--- Begin Exercise inputs ---

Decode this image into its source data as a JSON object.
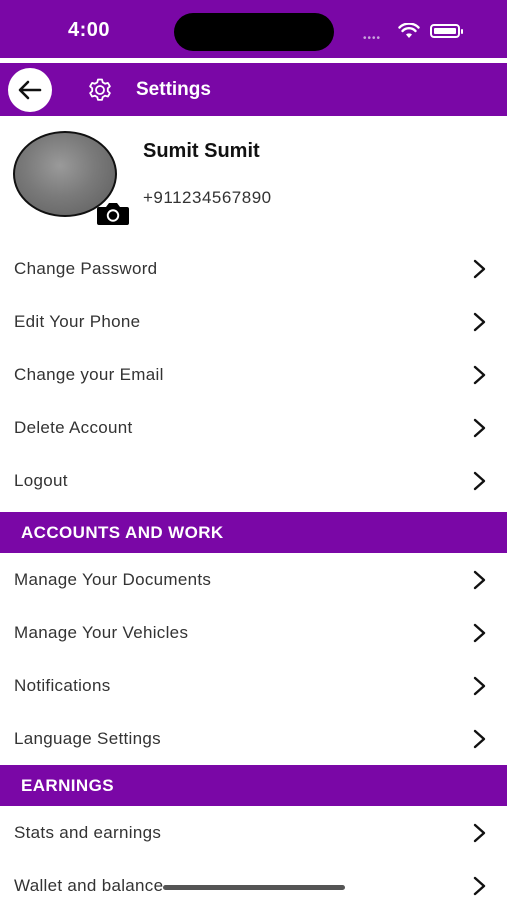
{
  "status_bar": {
    "time": "4:00"
  },
  "header": {
    "title": "Settings"
  },
  "profile": {
    "name": "Sumit Sumit",
    "phone": "+911234567890"
  },
  "account_items": [
    {
      "label": "Change Password"
    },
    {
      "label": "Edit Your Phone"
    },
    {
      "label": "Change your Email"
    },
    {
      "label": "Delete Account"
    },
    {
      "label": "Logout"
    }
  ],
  "sections": [
    {
      "title": "ACCOUNTS AND WORK",
      "items": [
        {
          "label": "Manage Your Documents"
        },
        {
          "label": "Manage Your Vehicles"
        },
        {
          "label": "Notifications"
        },
        {
          "label": "Language Settings"
        }
      ]
    },
    {
      "title": "EARNINGS",
      "items": [
        {
          "label": "Stats and earnings"
        },
        {
          "label": "Wallet and balance"
        }
      ]
    }
  ],
  "icons": {
    "back": "back-arrow-icon",
    "settings": "gear-icon",
    "camera": "camera-icon",
    "chevron": "chevron-right-icon"
  },
  "colors": {
    "accent": "#7a07a6",
    "background": "#ffffff",
    "text": "#333333"
  }
}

--- End Exercise inputs ---

### Directions
Scan the data above; copy every line where "Change" appears.

### Task result
      "label": "Change Password"
      "label": "Change your Email"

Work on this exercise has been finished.